» **PROVIDED MATERIAL**:
________________

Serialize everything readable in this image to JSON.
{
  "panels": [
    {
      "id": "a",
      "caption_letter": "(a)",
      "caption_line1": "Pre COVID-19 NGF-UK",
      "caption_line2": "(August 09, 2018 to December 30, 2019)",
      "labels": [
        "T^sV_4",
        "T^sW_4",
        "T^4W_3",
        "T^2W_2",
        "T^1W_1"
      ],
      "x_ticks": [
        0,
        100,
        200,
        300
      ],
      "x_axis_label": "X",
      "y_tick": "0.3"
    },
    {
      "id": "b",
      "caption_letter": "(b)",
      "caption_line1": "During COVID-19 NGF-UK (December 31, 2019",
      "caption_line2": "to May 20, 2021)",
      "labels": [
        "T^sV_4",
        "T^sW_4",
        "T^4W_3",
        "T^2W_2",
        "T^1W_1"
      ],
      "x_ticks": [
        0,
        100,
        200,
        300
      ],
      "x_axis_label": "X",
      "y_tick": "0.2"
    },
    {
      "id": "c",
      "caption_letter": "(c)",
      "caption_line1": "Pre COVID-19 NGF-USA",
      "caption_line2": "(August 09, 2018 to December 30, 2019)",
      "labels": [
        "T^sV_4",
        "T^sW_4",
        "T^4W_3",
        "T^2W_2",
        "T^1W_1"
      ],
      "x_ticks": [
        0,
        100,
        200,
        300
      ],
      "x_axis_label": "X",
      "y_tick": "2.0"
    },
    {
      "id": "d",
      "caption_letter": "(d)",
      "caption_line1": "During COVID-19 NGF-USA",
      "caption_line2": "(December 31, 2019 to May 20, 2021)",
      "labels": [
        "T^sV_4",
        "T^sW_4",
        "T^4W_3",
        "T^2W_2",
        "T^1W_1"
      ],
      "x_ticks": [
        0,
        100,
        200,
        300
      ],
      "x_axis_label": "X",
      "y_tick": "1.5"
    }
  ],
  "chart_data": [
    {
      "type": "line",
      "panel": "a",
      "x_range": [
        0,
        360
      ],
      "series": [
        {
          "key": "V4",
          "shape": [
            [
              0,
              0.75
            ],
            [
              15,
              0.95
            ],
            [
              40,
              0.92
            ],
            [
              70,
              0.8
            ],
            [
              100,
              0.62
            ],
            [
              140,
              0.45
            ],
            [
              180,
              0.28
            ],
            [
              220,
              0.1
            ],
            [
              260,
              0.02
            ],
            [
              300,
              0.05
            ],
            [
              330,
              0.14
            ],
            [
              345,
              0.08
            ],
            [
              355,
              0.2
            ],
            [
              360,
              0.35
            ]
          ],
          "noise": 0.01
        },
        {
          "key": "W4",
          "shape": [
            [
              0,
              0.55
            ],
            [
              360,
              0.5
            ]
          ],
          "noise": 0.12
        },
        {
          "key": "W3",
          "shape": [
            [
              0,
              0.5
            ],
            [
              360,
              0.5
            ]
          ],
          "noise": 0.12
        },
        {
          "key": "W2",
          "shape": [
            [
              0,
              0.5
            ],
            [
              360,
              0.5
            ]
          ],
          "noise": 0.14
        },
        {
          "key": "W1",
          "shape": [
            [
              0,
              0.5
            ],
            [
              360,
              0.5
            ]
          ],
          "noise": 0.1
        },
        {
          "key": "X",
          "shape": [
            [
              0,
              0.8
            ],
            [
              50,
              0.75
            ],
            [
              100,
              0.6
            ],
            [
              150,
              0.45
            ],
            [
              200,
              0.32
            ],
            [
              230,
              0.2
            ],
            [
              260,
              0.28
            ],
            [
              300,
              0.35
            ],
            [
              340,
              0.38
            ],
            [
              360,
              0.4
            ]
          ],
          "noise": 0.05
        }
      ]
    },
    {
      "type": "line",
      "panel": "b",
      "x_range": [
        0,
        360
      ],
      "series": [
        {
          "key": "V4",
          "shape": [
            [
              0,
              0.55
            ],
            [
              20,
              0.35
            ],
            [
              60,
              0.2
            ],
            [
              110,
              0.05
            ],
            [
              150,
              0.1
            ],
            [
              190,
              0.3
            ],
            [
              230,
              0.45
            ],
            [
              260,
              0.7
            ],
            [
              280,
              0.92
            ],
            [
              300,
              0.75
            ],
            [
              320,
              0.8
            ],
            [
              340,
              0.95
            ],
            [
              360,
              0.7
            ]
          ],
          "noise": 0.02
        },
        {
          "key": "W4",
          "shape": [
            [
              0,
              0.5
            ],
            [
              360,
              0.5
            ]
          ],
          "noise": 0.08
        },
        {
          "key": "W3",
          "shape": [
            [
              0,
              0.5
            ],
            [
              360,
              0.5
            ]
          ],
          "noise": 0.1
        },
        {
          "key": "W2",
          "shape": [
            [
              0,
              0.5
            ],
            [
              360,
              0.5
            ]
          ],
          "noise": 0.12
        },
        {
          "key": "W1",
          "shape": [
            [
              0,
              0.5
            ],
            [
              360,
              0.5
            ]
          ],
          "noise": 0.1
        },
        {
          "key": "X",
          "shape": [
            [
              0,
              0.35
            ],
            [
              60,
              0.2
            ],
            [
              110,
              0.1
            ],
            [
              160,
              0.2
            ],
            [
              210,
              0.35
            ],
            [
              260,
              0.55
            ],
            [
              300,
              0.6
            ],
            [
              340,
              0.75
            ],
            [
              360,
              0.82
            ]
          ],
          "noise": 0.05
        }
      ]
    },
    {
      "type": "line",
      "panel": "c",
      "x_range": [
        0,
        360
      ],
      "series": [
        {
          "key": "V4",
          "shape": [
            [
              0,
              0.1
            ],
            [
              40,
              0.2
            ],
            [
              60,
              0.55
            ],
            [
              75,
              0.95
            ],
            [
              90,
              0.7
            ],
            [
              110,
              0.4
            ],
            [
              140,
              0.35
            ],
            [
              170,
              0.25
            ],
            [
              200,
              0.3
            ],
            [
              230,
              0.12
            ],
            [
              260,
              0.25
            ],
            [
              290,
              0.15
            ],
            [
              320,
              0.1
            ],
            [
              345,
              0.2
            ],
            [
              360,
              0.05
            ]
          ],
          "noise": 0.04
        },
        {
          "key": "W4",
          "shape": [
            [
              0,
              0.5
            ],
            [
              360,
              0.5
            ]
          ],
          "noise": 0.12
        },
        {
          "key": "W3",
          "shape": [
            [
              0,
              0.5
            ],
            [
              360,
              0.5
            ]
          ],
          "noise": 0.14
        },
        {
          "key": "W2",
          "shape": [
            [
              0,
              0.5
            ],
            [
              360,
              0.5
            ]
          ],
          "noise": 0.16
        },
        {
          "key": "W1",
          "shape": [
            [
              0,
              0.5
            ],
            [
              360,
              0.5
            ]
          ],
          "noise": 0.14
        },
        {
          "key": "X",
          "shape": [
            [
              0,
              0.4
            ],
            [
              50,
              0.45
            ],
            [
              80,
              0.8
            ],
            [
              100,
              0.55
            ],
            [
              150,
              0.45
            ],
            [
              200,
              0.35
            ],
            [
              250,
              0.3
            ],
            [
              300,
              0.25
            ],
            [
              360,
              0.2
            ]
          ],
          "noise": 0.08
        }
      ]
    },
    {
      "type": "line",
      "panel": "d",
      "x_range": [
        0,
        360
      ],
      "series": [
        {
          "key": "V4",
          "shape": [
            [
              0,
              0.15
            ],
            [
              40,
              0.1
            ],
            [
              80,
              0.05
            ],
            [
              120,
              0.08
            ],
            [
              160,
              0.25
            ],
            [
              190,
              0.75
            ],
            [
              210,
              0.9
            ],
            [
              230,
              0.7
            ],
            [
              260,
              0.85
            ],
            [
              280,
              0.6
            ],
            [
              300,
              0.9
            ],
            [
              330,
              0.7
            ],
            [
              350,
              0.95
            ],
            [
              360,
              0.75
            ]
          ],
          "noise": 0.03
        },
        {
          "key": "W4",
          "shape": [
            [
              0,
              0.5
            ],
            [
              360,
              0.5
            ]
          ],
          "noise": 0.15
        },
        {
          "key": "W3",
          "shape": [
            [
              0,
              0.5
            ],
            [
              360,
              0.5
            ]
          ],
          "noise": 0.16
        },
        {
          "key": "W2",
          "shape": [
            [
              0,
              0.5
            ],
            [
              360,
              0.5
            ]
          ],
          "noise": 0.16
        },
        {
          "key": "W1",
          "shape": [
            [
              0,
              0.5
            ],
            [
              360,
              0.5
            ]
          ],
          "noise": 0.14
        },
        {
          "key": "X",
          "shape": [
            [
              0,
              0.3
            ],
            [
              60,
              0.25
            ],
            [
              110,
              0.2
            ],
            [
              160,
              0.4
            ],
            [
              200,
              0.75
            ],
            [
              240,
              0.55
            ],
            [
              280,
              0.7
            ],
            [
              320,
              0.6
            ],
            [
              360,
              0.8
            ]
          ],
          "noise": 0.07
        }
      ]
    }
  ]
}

________________

» **PROBLEM**: Show every line from the entries above in which the word "COVID" appears.

» **ANSWER**:
      "caption_line1": "Pre COVID-19 NGF-UK",
      "caption_line1": "During COVID-19 NGF-UK (December 31, 2019",
      "caption_line1": "Pre COVID-19 NGF-USA",
      "caption_line1": "During COVID-19 NGF-USA",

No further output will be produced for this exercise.